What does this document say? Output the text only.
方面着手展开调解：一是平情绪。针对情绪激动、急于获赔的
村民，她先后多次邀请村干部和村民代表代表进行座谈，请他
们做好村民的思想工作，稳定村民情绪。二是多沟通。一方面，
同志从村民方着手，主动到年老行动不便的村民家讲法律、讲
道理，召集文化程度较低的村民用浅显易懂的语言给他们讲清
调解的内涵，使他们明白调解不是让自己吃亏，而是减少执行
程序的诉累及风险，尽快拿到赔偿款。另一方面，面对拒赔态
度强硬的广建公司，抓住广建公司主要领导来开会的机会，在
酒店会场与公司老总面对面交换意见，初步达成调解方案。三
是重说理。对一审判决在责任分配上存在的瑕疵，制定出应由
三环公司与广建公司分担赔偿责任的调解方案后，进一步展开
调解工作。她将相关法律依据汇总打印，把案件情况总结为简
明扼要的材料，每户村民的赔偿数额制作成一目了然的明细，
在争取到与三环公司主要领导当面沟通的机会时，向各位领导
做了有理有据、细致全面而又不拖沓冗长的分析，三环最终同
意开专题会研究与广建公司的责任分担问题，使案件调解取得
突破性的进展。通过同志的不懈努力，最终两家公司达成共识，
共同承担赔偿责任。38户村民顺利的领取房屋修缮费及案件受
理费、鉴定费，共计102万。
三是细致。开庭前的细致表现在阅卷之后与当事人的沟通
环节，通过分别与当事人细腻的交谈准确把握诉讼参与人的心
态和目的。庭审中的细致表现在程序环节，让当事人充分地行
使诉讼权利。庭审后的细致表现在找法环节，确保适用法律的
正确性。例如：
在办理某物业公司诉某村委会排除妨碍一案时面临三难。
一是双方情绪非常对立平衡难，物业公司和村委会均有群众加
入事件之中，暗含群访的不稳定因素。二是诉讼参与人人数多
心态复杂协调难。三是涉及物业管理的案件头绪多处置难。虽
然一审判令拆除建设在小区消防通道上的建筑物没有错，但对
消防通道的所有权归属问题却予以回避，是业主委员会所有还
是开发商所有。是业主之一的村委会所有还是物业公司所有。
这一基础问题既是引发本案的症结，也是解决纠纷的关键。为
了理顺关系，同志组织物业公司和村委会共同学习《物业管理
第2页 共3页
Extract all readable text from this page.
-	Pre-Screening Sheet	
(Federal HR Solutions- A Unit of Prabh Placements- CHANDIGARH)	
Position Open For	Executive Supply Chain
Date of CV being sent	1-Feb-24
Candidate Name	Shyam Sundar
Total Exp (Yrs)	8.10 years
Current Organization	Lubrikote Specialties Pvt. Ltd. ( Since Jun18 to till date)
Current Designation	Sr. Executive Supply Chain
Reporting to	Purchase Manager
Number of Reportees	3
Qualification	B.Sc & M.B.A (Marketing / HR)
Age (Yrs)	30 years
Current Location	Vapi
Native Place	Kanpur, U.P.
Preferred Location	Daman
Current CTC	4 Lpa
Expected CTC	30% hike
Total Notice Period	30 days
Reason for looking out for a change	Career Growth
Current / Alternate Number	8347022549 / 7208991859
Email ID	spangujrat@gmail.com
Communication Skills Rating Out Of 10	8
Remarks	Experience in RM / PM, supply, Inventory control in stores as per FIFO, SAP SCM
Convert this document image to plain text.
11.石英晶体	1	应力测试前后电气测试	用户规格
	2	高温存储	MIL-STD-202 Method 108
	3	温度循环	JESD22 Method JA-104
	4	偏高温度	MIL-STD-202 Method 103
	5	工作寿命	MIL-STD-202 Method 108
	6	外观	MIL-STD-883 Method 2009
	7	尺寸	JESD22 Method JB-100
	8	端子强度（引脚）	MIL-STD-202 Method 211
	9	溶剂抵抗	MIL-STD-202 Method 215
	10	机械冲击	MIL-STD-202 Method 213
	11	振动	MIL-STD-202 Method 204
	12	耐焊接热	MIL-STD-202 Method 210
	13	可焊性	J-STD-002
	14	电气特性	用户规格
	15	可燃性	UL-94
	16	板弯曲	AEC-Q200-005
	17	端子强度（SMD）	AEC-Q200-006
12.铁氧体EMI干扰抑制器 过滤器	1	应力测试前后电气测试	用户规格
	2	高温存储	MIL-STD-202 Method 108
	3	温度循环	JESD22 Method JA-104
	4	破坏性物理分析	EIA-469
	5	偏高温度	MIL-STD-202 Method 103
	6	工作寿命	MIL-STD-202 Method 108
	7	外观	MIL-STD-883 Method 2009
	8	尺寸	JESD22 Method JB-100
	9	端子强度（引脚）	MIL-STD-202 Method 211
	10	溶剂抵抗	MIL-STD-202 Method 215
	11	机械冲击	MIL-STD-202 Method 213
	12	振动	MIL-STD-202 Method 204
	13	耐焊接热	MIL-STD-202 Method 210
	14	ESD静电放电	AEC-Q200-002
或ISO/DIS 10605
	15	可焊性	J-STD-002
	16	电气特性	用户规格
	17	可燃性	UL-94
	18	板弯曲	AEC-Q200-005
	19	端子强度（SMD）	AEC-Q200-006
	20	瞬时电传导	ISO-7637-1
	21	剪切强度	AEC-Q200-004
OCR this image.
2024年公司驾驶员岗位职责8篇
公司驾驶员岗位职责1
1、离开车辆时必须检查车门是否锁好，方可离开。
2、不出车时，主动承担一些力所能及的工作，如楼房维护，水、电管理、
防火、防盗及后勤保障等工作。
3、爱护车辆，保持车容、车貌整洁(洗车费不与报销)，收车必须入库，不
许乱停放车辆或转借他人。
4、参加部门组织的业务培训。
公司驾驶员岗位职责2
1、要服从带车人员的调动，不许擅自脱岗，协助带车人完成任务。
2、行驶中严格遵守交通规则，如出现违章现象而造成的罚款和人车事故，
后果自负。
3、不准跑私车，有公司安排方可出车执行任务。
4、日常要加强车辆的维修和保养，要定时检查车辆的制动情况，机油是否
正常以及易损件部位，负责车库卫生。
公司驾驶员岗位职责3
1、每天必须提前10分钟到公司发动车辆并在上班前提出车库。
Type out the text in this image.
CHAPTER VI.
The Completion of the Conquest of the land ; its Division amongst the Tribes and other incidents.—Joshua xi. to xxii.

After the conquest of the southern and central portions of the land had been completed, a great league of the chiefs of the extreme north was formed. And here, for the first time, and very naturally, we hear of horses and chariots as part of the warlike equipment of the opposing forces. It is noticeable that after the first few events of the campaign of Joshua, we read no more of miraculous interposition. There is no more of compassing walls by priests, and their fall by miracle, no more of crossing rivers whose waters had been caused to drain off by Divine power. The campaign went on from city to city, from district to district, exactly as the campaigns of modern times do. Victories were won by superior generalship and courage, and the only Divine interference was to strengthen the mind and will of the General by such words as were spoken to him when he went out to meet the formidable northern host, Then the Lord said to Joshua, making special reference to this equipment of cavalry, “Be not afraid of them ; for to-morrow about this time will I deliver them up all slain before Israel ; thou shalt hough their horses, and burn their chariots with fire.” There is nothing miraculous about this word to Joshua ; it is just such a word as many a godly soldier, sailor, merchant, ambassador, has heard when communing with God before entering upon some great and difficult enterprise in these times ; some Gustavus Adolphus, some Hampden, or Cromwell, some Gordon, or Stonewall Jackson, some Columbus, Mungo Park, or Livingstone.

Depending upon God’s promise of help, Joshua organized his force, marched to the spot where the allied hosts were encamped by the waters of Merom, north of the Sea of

# TASK GOAL
Print all of the entries again, exactly as written.

# SOLUTION TO THE PROBLEM
What does this document say? Output the text only.
方面着手展开调解：一是平情绪。针对情绪激动、急于获赔的
村民，她先后多次邀请村干部和村民代表代表进行座谈，请他
们做好村民的思想工作，稳定村民情绪。二是多沟通。一方面，
同志从村民方着手，主动到年老行动不便的村民家讲法律、讲
道理，召集文化程度较低的村民用浅显易懂的语言给他们讲清
调解的内涵，使他们明白调解不是让自己吃亏，而是减少执行
程序的诉累及风险，尽快拿到赔偿款。另一方面，面对拒赔态
度强硬的广建公司，抓住广建公司主要领导来开会的机会，在
酒店会场与公司老总面对面交换意见，初步达成调解方案。三
是重说理。对一审判决在责任分配上存在的瑕疵，制定出应由
三环公司与广建公司分担赔偿责任的调解方案后，进一步展开
调解工作。她将相关法律依据汇总打印，把案件情况总结为简
明扼要的材料，每户村民的赔偿数额制作成一目了然的明细，
在争取到与三环公司主要领导当面沟通的机会时，向各位领导
做了有理有据、细致全面而又不拖沓冗长的分析，三环最终同
意开专题会研究与广建公司的责任分担问题，使案件调解取得
突破性的进展。通过同志的不懈努力，最终两家公司达成共识，
共同承担赔偿责任。38户村民顺利的领取房屋修缮费及案件受
理费、鉴定费，共计102万。
三是细致。开庭前的细致表现在阅卷之后与当事人的沟通
环节，通过分别与当事人细腻的交谈准确把握诉讼参与人的心
态和目的。庭审中的细致表现在程序环节，让当事人充分地行
使诉讼权利。庭审后的细致表现在找法环节，确保适用法律的
正确性。例如：
在办理某物业公司诉某村委会排除妨碍一案时面临三难。
一是双方情绪非常对立平衡难，物业公司和村委会均有群众加
入事件之中，暗含群访的不稳定因素。二是诉讼参与人人数多
心态复杂协调难。三是涉及物业管理的案件头绪多处置难。虽
然一审判令拆除建设在小区消防通道上的建筑物没有错，但对
消防通道的所有权归属问题却予以回避，是业主委员会所有还
是开发商所有。是业主之一的村委会所有还是物业公司所有。
这一基础问题既是引发本案的症结，也是解决纠纷的关键。为
了理顺关系，同志组织物业公司和村委会共同学习《物业管理
第2页 共3页
Extract all readable text from this page.
-	Pre-Screening Sheet	
(Federal HR Solutions- A Unit of Prabh Placements- CHANDIGARH)	
Position Open For	Executive Supply Chain
Date of CV being sent	1-Feb-24
Candidate Name	Shyam Sundar
Total Exp (Yrs)	8.10 years
Current Organization	Lubrikote Specialties Pvt. Ltd. ( Since Jun18 to till date)
Current Designation	Sr. Executive Supply Chain
Reporting to	Purchase Manager
Number of Reportees	3
Qualification	B.Sc & M.B.A (Marketing / HR)
Age (Yrs)	30 years
Current Location	Vapi
Native Place	Kanpur, U.P.
Preferred Location	Daman
Current CTC	4 Lpa
Expected CTC	30% hike
Total Notice Period	30 days
Reason for looking out for a change	Career Growth
Current / Alternate Number	8347022549 / 7208991859
Email ID	spangujrat@gmail.com
Communication Skills Rating Out Of 10	8
Remarks	Experience in RM / PM, supply, Inventory control in stores as per FIFO, SAP SCM
Convert this document image to plain text.
11.石英晶体	1	应力测试前后电气测试	用户规格
	2	高温存储	MIL-STD-202 Method 108
	3	温度循环	JESD22 Method JA-104
	4	偏高温度	MIL-STD-202 Method 103
	5	工作寿命	MIL-STD-202 Method 108
	6	外观	MIL-STD-883 Method 2009
	7	尺寸	JESD22 Method JB-100
	8	端子强度（引脚）	MIL-STD-202 Method 211
	9	溶剂抵抗	MIL-STD-202 Method 215
	10	机械冲击	MIL-STD-202 Method 213
	11	振动	MIL-STD-202 Method 204
	12	耐焊接热	MIL-STD-202 Method 210
	13	可焊性	J-STD-002
	14	电气特性	用户规格
	15	可燃性	UL-94
	16	板弯曲	AEC-Q200-005
	17	端子强度（SMD）	AEC-Q200-006
12.铁氧体EMI干扰抑制器 过滤器	1	应力测试前后电气测试	用户规格
	2	高温存储	MIL-STD-202 Method 108
	3	温度循环	JESD22 Method JA-104
	4	破坏性物理分析	EIA-469
	5	偏高温度	MIL-STD-202 Method 103
	6	工作寿命	MIL-STD-202 Method 108
	7	外观	MIL-STD-883 Method 2009
	8	尺寸	JESD22 Method JB-100
	9	端子强度（引脚）	MIL-STD-202 Method 211
	10	溶剂抵抗	MIL-STD-202 Method 215
	11	机械冲击	MIL-STD-202 Method 213
	12	振动	MIL-STD-202 Method 204
	13	耐焊接热	MIL-STD-202 Method 210
	14	ESD静电放电	AEC-Q200-002
或ISO/DIS 10605
	15	可焊性	J-STD-002
	16	电气特性	用户规格
	17	可燃性	UL-94
	18	板弯曲	AEC-Q200-005
	19	端子强度（SMD）	AEC-Q200-006
	20	瞬时电传导	ISO-7637-1
	21	剪切强度	AEC-Q200-004
OCR this image.
2024年公司驾驶员岗位职责8篇
公司驾驶员岗位职责1
1、离开车辆时必须检查车门是否锁好，方可离开。
2、不出车时，主动承担一些力所能及的工作，如楼房维护，水、电管理、
防火、防盗及后勤保障等工作。
3、爱护车辆，保持车容、车貌整洁(洗车费不与报销)，收车必须入库，不
许乱停放车辆或转借他人。
4、参加部门组织的业务培训。
公司驾驶员岗位职责2
1、要服从带车人员的调动，不许擅自脱岗，协助带车人完成任务。
2、行驶中严格遵守交通规则，如出现违章现象而造成的罚款和人车事故，
后果自负。
3、不准跑私车，有公司安排方可出车执行任务。
4、日常要加强车辆的维修和保养，要定时检查车辆的制动情况，机油是否
正常以及易损件部位，负责车库卫生。
公司驾驶员岗位职责3
1、每天必须提前10分钟到公司发动车辆并在上班前提出车库。
Type out the text in this image.
CHAPTER VI.
The Completion of the Conquest of the land ; its Division amongst the Tribes and other incidents.—Joshua xi. to xxii.

After the conquest of the southern and central portions of the land had been completed, a great league of the chiefs of the extreme north was formed. And here, for the first time, and very naturally, we hear of horses and chariots as part of the warlike equipment of the opposing forces. It is noticeable that after the first few events of the campaign of Joshua, we read no more of miraculous interposition. There is no more of compassing walls by priests, and their fall by miracle, no more of crossing rivers whose waters had been caused to drain off by Divine power. The campaign went on from city to city, from district to district, exactly as the campaigns of modern times do. Victories were won by superior generalship and courage, and the only Divine interference was to strengthen the mind and will of the General by such words as were spoken to him when he went out to meet the formidable northern host, Then the Lord said to Joshua, making special reference to this equipment of cavalry, “Be not afraid of them ; for to-morrow about this time will I deliver them up all slain before Israel ; thou shalt hough their horses, and burn their chariots with fire.” There is nothing miraculous about this word to Joshua ; it is just such a word as many a godly soldier, sailor, merchant, ambassador, has heard when communing with God before entering upon some great and difficult enterprise in these times ; some Gustavus Adolphus, some Hampden, or Cromwell, some Gordon, or Stonewall Jackson, some Columbus, Mungo Park, or Livingstone.

Depending upon God’s promise of help, Joshua organized his force, marched to the spot where the allied hosts were encamped by the waters of Merom, north of the Sea of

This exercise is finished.